● **WRITTEN EXERCISE**:
Pick out all lines with the word "name" from the records that follow.

Begin

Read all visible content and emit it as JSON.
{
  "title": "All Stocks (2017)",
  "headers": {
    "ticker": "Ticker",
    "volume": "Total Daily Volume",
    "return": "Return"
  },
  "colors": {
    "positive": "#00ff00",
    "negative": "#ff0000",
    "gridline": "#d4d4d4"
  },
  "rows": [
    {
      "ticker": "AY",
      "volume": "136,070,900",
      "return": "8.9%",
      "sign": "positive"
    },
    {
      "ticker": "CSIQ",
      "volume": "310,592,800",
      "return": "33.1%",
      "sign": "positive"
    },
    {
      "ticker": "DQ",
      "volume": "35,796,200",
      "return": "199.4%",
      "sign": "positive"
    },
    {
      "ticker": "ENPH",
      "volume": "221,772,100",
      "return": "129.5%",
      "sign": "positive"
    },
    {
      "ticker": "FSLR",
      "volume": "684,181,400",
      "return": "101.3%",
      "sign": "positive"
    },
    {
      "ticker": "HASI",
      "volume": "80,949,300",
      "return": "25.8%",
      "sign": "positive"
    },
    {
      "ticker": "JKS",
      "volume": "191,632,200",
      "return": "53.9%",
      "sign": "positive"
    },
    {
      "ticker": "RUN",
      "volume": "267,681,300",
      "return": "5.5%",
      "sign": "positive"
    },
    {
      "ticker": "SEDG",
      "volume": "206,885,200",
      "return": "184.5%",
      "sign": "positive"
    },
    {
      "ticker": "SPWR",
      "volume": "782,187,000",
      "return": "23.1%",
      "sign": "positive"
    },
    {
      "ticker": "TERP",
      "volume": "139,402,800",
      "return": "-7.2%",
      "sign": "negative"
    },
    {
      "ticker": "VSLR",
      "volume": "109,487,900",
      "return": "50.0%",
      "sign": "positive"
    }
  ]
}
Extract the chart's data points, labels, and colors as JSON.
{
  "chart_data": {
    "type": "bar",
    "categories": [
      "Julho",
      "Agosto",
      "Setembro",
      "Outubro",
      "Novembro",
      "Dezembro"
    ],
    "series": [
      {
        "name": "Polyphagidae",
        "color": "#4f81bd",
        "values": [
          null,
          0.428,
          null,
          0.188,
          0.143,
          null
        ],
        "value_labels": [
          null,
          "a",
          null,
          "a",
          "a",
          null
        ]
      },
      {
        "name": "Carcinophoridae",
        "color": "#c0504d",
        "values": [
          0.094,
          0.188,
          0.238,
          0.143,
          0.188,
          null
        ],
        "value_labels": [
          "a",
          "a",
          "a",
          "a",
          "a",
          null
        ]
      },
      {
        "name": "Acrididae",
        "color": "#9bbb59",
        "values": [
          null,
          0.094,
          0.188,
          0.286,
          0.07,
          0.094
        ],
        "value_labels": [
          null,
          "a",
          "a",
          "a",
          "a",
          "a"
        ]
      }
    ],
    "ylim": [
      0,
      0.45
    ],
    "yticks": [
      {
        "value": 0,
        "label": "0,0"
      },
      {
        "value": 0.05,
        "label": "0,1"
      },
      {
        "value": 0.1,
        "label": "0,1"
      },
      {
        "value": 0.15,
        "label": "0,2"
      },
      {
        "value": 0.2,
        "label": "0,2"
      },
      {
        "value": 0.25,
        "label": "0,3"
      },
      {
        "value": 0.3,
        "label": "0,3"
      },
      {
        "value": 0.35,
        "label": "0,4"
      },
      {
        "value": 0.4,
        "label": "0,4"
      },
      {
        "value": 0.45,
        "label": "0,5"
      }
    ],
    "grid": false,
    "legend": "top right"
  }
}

End

● **EXPECTED ANSWER**:
        "name": "Polyphagidae",
        "name": "Carcinophoridae",
        "name": "Acrididae",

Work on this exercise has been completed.